- _Goal_
Identify each line below containing the string "impossible" and copy it.

Lines of data:
****************************************

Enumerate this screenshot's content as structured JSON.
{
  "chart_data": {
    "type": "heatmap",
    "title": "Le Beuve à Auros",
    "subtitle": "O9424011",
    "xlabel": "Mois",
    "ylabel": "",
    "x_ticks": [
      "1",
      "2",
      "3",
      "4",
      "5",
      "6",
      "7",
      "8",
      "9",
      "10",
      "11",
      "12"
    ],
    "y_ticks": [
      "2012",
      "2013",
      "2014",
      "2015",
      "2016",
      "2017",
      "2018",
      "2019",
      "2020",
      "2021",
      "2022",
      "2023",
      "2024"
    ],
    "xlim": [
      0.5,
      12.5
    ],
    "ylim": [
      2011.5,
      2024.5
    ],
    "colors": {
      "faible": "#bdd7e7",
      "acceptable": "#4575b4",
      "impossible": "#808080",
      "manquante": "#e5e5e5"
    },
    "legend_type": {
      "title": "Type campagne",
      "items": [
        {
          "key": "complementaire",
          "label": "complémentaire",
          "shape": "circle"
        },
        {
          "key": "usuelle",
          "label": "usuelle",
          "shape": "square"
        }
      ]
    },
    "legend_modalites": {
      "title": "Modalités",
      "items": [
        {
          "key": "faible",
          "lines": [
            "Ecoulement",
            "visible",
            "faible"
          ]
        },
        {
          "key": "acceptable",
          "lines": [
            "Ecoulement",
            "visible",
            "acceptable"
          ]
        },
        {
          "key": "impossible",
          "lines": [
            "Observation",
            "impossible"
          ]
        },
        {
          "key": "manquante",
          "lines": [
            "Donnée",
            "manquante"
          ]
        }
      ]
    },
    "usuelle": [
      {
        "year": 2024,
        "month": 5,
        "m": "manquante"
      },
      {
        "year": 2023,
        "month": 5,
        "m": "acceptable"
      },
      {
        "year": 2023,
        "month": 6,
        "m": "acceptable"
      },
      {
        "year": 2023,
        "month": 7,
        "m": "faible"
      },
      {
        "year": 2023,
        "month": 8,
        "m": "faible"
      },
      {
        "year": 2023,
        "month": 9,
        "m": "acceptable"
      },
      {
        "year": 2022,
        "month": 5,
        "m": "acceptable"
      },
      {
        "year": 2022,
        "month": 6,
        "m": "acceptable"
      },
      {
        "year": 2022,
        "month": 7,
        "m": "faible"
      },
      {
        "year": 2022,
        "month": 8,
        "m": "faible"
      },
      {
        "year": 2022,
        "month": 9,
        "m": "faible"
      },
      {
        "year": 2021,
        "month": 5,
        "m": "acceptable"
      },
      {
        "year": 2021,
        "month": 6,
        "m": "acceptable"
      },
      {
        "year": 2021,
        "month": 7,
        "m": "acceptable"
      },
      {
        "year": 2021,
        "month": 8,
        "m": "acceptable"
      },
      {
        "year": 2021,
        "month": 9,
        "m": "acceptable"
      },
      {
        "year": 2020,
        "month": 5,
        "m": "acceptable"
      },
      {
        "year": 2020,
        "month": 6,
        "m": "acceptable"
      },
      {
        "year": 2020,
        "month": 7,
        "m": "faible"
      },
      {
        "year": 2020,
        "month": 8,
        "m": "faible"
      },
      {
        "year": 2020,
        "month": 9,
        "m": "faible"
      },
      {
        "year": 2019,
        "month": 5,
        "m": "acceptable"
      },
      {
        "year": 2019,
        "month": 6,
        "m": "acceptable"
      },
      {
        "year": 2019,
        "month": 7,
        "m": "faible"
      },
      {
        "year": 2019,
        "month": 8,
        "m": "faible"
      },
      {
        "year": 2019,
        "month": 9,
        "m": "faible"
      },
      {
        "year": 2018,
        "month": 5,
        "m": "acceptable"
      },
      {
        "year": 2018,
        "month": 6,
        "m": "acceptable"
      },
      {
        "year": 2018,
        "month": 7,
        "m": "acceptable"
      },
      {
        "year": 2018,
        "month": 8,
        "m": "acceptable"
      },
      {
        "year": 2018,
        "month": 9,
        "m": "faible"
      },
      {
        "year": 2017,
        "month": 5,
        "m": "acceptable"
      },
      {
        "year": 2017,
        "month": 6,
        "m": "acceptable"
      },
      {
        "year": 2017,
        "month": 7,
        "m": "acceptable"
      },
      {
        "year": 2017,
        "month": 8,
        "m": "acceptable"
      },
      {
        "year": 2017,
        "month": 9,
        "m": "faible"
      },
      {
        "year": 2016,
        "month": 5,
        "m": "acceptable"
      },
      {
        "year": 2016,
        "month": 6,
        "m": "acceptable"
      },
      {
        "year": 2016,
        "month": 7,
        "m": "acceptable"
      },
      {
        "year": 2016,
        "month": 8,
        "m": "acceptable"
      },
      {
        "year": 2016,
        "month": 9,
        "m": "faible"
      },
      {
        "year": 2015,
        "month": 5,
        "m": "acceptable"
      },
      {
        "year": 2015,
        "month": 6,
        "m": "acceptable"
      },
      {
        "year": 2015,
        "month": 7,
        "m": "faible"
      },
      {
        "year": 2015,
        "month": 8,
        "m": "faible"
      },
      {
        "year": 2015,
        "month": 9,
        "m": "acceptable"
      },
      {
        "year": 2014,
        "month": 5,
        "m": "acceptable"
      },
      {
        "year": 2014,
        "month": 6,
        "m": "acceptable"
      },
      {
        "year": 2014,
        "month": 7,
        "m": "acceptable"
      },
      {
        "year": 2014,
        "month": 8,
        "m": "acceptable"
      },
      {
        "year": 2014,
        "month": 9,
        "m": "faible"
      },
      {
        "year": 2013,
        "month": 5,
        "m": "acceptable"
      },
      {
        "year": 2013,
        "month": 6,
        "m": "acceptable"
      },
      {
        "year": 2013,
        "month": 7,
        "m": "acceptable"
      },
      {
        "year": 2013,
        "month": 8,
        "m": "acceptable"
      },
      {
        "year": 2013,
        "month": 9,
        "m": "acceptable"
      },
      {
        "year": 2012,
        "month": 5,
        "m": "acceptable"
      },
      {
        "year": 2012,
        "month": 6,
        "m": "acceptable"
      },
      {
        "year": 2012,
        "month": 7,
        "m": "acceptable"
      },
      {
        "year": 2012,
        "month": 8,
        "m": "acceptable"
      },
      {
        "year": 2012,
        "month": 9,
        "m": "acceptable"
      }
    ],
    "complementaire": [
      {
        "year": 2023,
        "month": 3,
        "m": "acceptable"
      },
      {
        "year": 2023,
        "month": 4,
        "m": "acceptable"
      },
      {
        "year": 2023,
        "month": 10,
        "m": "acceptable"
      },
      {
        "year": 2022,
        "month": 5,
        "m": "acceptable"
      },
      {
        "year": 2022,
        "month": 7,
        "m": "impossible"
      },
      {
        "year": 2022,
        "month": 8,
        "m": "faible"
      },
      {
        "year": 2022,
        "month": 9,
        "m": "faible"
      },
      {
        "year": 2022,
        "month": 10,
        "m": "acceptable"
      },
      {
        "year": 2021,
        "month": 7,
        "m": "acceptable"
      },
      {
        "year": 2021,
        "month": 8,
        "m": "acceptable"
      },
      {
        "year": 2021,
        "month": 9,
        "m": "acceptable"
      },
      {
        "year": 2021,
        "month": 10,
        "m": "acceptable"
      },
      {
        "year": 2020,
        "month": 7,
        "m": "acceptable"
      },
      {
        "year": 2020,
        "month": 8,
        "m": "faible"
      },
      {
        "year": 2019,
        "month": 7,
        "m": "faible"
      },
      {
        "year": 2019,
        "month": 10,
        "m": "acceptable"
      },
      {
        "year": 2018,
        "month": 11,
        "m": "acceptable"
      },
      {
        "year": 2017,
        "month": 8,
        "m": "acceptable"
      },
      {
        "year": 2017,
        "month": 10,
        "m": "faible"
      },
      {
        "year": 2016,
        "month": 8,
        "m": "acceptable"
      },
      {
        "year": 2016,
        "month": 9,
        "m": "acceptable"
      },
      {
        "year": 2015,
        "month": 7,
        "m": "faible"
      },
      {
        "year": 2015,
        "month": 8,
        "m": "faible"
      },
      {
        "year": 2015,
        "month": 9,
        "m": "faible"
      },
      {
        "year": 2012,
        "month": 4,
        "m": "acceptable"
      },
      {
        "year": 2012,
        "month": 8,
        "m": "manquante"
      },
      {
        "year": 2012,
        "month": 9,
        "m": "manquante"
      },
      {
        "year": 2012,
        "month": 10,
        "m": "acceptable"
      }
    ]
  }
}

****************************************

- _Complete response_
      "impossible": "#808080",
          "key": "impossible",
            "impossible"
        "m": "impossible"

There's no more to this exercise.